* **Material supplied**
■ ■ ■ ■

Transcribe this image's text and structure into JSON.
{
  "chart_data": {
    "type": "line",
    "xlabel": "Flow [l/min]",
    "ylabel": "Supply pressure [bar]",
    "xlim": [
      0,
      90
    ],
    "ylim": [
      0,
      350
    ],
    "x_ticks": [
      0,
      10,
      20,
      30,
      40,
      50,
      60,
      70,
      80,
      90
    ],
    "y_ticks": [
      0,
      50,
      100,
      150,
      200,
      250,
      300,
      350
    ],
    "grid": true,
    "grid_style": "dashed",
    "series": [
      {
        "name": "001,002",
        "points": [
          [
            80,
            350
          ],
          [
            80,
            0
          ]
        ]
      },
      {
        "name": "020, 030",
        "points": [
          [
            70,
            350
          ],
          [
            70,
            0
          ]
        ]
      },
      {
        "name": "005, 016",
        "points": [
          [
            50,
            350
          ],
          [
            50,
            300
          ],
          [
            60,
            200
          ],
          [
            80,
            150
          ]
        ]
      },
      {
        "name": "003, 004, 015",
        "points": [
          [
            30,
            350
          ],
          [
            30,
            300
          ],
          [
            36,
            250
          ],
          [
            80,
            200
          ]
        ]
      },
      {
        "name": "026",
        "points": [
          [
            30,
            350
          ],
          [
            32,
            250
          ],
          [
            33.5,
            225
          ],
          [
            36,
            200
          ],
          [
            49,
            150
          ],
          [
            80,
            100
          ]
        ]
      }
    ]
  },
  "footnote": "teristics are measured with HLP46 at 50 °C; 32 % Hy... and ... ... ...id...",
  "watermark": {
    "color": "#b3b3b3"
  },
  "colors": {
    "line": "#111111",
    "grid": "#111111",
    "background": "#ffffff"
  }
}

■ ■ ■ ■

* **Task prompt**
Quote the entire listing above exactly.

* **Task response**
Transcribe this image's text and structure into JSON.
{
  "chart_data": {
    "type": "line",
    "xlabel": "Flow [l/min]",
    "ylabel": "Supply pressure [bar]",
    "xlim": [
      0,
      90
    ],
    "ylim": [
      0,
      350
    ],
    "x_ticks": [
      0,
      10,
      20,
      30,
      40,
      50,
      60,
      70,
      80,
      90
    ],
    "y_ticks": [
      0,
      50,
      100,
      150,
      200,
      250,
      300,
      350
    ],
    "grid": true,
    "grid_style": "dashed",
    "series": [
      {
        "name": "001,002",
        "points": [
          [
            80,
            350
          ],
          [
            80,
            0
          ]
        ]
      },
      {
        "name": "020, 030",
        "points": [
          [
            70,
            350
          ],
          [
            70,
            0
          ]
        ]
      },
      {
        "name": "005, 016",
        "points": [
          [
            50,
            350
          ],
          [
            50,
            300
          ],
          [
            60,
            200
          ],
          [
            80,
            150
          ]
        ]
      },
      {
        "name": "003, 004, 015",
        "points": [
          [
            30,
            350
          ],
          [
            30,
            300
          ],
          [
            36,
            250
          ],
          [
            80,
            200
          ]
        ]
      },
      {
        "name": "026",
        "points": [
          [
            30,
            350
          ],
          [
            32,
            250
          ],
          [
            33.5,
            225
          ],
          [
            36,
            200
          ],
          [
            49,
            150
          ],
          [
            80,
            100
          ]
        ]
      }
    ]
  },
  "footnote": "teristics are measured with HLP46 at 50 °C; 32 % Hy... and ... ... ...id...",
  "watermark": {
    "color": "#b3b3b3"
  },
  "colors": {
    "line": "#111111",
    "grid": "#111111",
    "background": "#ffffff"
  }
}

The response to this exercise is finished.